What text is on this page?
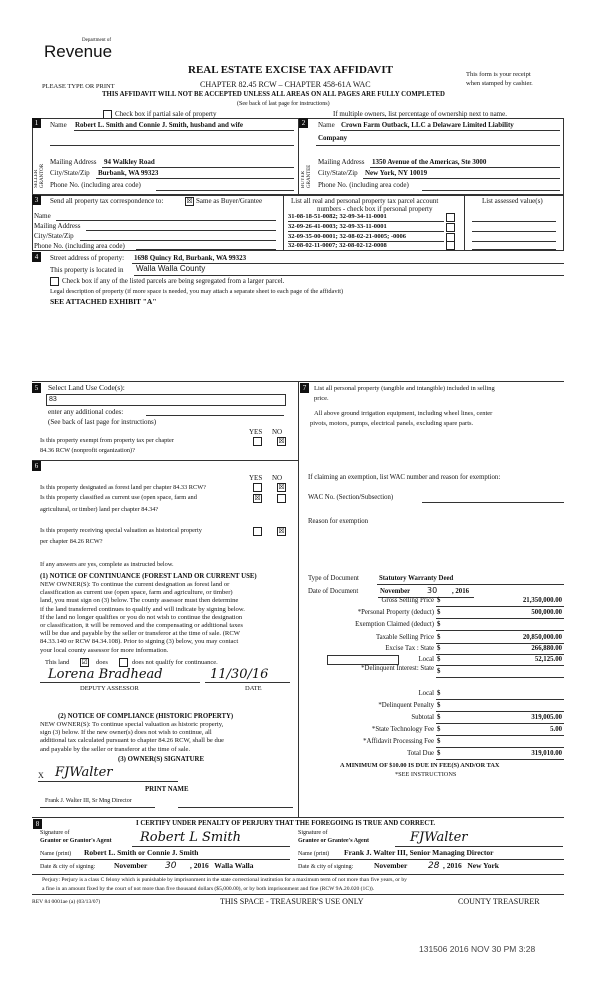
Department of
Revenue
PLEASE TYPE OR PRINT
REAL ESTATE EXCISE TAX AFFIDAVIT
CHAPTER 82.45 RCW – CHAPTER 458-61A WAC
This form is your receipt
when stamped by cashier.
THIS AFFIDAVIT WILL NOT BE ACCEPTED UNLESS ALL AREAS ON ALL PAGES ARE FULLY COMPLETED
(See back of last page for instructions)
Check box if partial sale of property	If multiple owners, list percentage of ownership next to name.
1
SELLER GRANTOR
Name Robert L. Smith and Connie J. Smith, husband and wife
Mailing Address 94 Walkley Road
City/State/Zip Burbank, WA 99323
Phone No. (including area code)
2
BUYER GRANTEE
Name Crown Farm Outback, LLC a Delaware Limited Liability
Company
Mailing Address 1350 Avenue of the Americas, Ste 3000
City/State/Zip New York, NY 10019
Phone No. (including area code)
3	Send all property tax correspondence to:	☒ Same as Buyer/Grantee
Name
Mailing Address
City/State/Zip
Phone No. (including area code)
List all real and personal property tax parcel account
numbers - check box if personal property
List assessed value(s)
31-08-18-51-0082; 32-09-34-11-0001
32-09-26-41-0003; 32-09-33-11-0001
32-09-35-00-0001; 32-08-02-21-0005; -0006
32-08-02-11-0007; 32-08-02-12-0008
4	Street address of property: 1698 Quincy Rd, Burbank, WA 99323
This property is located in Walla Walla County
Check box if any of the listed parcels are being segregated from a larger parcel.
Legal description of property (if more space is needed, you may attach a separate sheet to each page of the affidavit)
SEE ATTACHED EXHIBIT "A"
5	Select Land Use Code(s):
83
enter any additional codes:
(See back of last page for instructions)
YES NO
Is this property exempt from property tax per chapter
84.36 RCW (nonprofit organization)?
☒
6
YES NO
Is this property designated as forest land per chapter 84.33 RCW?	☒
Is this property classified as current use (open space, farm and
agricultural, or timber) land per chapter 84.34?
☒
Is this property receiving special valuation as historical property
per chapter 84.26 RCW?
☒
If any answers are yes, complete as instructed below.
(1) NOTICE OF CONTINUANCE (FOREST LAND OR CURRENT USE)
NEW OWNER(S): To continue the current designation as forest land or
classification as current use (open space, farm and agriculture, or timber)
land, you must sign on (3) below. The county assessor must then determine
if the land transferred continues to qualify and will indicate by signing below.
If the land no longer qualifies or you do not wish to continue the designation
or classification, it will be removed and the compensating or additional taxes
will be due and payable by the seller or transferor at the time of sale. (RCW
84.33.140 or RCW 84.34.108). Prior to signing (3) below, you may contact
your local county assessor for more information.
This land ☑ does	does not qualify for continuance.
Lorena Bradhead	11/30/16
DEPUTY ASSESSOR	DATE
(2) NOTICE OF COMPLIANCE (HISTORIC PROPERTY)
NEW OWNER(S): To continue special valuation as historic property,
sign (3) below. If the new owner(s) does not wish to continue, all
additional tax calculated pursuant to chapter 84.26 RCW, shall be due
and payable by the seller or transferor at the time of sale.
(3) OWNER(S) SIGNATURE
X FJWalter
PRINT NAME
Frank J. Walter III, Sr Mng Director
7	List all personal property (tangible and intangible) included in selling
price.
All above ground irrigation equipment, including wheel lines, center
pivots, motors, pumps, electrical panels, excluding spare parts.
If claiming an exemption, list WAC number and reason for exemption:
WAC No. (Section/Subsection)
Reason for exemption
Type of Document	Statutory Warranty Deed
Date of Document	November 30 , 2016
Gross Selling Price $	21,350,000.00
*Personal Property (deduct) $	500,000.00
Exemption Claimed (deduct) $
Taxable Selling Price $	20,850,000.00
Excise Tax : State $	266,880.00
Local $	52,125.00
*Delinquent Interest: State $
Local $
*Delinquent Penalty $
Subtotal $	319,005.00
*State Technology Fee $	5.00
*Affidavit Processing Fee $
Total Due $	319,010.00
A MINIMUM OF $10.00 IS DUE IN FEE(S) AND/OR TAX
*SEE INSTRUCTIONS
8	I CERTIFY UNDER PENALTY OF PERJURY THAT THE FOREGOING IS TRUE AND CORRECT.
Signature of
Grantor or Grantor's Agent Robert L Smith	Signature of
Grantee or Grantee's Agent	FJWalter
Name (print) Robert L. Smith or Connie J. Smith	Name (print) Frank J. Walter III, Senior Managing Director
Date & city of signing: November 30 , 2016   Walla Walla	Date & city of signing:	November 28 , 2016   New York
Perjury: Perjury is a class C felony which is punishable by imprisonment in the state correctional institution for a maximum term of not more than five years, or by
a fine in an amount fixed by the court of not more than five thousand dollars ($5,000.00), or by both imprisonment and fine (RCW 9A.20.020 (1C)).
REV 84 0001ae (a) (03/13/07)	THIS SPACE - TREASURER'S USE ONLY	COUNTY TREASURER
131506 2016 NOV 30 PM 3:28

***

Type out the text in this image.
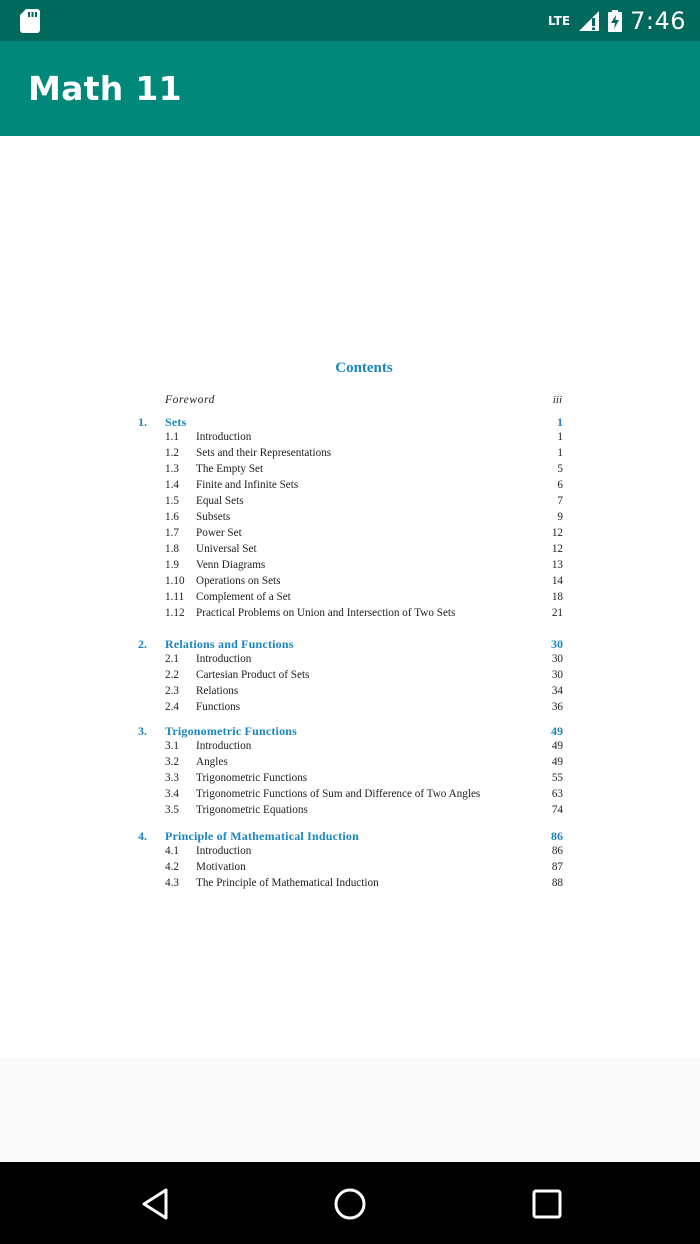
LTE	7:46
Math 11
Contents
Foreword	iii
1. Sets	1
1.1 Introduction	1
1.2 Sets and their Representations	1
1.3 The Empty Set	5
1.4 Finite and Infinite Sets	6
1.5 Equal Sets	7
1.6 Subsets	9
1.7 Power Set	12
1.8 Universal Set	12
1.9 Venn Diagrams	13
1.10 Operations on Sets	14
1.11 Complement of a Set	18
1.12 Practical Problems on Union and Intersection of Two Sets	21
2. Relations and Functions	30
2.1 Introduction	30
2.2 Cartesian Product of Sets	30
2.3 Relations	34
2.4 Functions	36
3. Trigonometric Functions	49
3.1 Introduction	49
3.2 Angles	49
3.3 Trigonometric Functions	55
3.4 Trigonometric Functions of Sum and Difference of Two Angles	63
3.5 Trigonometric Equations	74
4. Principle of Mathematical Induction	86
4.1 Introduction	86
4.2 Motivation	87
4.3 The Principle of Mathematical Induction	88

***

Aim of the exercise
Search the entries for the word "parcel" and gather every line where it appears.

Answer for the task
List all real and personal property tax parcel account
Check box if any of the listed parcels are being segregated from a larger parcel.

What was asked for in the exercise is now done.